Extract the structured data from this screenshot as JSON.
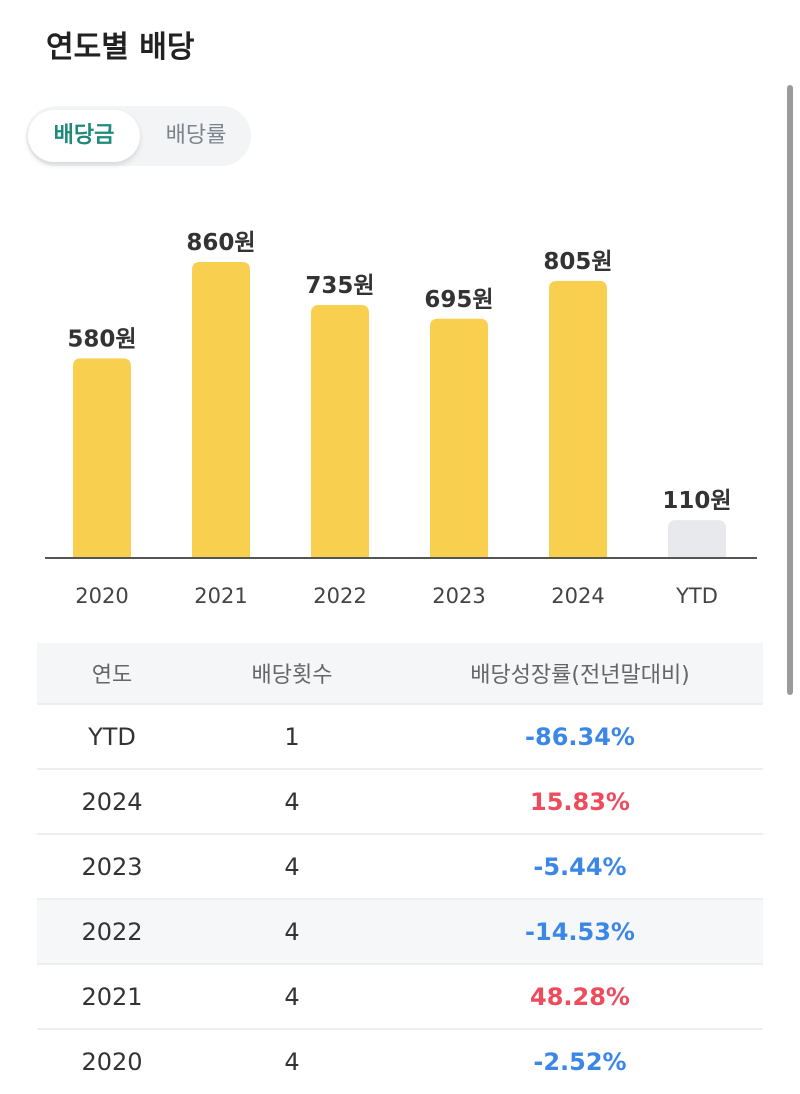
{
  "title": "연도별 배당",
  "toggle": {
    "options": [
      "배당금",
      "배당률"
    ],
    "selected": "배당금"
  },
  "colors": {
    "bar": "#f9cf4f",
    "ytd_bar": "#e7e9ed",
    "accent": "#1f8a7a",
    "negative": "#3b87e6",
    "positive": "#ee4b5c"
  },
  "chart_data": {
    "type": "bar",
    "categories": [
      "2020",
      "2021",
      "2022",
      "2023",
      "2024",
      "YTD"
    ],
    "values": [
      580,
      860,
      735,
      695,
      805,
      110
    ],
    "labels": [
      "580원",
      "860원",
      "735원",
      "695원",
      "805원",
      "110원"
    ],
    "unit": "원",
    "ylim": [
      0,
      860
    ]
  },
  "table": {
    "headers": [
      "연도",
      "배당횟수",
      "배당성장률(전년말대비)"
    ],
    "rows": [
      {
        "year": "YTD",
        "count": "1",
        "growth": "-86.34%",
        "sign": "neg"
      },
      {
        "year": "2024",
        "count": "4",
        "growth": "15.83%",
        "sign": "pos"
      },
      {
        "year": "2023",
        "count": "4",
        "growth": "-5.44%",
        "sign": "neg"
      },
      {
        "year": "2022",
        "count": "4",
        "growth": "-14.53%",
        "sign": "neg"
      },
      {
        "year": "2021",
        "count": "4",
        "growth": "48.28%",
        "sign": "pos"
      },
      {
        "year": "2020",
        "count": "4",
        "growth": "-2.52%",
        "sign": "neg"
      }
    ]
  }
}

_What the task requires:_
Excluding the pictures, reproduce every entry exactly as given.

_Solution:_
Extract the structured data from this screenshot as JSON.
{
  "title": "연도별 배당",
  "toggle": {
    "options": [
      "배당금",
      "배당률"
    ],
    "selected": "배당금"
  },
  "colors": {
    "bar": "#f9cf4f",
    "ytd_bar": "#e7e9ed",
    "accent": "#1f8a7a",
    "negative": "#3b87e6",
    "positive": "#ee4b5c"
  },
  "chart_data": {
    "type": "bar",
    "categories": [
      "2020",
      "2021",
      "2022",
      "2023",
      "2024",
      "YTD"
    ],
    "values": [
      580,
      860,
      735,
      695,
      805,
      110
    ],
    "labels": [
      "580원",
      "860원",
      "735원",
      "695원",
      "805원",
      "110원"
    ],
    "unit": "원",
    "ylim": [
      0,
      860
    ]
  },
  "table": {
    "headers": [
      "연도",
      "배당횟수",
      "배당성장률(전년말대비)"
    ],
    "rows": [
      {
        "year": "YTD",
        "count": "1",
        "growth": "-86.34%",
        "sign": "neg"
      },
      {
        "year": "2024",
        "count": "4",
        "growth": "15.83%",
        "sign": "pos"
      },
      {
        "year": "2023",
        "count": "4",
        "growth": "-5.44%",
        "sign": "neg"
      },
      {
        "year": "2022",
        "count": "4",
        "growth": "-14.53%",
        "sign": "neg"
      },
      {
        "year": "2021",
        "count": "4",
        "growth": "48.28%",
        "sign": "pos"
      },
      {
        "year": "2020",
        "count": "4",
        "growth": "-2.52%",
        "sign": "neg"
      }
    ]
  }
}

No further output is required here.